[TASK INPUTS]
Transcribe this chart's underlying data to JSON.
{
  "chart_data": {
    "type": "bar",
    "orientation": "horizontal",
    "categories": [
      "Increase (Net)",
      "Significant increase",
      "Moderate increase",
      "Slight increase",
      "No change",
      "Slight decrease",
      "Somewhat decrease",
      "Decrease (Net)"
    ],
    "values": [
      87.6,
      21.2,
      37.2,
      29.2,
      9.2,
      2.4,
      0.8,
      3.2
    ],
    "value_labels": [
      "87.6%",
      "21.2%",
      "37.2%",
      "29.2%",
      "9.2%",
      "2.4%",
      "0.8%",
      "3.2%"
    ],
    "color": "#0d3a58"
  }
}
--
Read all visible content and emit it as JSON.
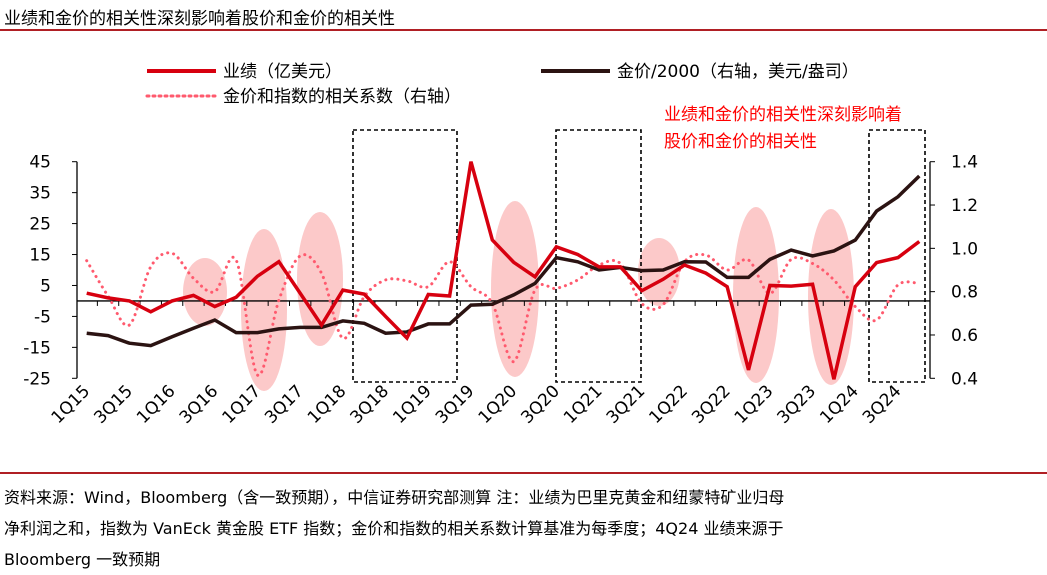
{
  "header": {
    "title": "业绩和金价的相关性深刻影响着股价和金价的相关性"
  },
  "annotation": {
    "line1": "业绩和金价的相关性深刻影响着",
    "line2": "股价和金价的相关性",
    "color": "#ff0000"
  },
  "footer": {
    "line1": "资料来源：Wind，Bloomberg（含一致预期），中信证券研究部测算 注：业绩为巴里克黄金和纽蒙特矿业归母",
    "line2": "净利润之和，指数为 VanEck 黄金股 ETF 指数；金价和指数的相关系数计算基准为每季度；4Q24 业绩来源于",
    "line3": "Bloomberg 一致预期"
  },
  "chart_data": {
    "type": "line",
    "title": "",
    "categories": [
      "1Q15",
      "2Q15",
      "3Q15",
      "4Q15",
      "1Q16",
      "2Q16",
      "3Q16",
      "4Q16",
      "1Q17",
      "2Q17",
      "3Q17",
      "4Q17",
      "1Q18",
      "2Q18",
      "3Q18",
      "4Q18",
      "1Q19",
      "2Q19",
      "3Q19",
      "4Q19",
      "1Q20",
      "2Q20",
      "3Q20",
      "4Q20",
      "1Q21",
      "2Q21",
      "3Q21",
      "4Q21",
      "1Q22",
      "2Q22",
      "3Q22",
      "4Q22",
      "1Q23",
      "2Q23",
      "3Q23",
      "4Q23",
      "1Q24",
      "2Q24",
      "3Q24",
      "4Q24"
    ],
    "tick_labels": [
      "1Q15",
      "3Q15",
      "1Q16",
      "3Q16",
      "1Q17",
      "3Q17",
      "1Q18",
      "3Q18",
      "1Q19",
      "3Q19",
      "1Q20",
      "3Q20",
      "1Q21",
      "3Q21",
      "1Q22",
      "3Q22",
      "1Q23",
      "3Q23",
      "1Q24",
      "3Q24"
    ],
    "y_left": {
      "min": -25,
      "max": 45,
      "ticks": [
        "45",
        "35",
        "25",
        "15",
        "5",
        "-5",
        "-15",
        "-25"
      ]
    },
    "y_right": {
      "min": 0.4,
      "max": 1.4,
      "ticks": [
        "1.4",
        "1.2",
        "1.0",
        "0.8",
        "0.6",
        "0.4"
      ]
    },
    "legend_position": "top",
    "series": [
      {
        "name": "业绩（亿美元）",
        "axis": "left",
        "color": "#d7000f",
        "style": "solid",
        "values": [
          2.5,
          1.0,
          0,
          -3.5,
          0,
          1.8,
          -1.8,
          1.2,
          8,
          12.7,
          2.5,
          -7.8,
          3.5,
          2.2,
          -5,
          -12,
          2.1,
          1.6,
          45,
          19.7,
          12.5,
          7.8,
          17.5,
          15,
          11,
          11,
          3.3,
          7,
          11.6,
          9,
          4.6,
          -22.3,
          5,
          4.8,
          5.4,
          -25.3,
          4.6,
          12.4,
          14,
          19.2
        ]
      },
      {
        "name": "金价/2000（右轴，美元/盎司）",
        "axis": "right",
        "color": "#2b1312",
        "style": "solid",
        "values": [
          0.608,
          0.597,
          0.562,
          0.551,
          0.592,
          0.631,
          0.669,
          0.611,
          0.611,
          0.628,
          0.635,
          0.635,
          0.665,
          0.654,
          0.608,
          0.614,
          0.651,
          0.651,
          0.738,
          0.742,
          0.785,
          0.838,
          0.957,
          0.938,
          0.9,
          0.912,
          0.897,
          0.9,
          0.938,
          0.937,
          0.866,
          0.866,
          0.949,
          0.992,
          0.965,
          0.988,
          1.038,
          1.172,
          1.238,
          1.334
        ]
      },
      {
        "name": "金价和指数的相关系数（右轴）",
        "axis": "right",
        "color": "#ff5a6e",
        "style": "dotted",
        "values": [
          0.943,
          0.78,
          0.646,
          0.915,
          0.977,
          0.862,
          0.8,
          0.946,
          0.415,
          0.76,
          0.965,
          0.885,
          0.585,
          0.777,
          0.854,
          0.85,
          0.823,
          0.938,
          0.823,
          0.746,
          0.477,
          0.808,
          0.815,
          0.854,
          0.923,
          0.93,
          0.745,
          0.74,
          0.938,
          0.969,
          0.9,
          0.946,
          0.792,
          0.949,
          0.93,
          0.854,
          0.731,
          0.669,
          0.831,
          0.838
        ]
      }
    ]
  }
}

[OBJECTIVE]
Show every line from the entries above in which "JSON" appears.

[ANSWER TO THIS EXERCISE]
Transcribe this chart's underlying data to JSON.
Read all visible content and emit it as JSON.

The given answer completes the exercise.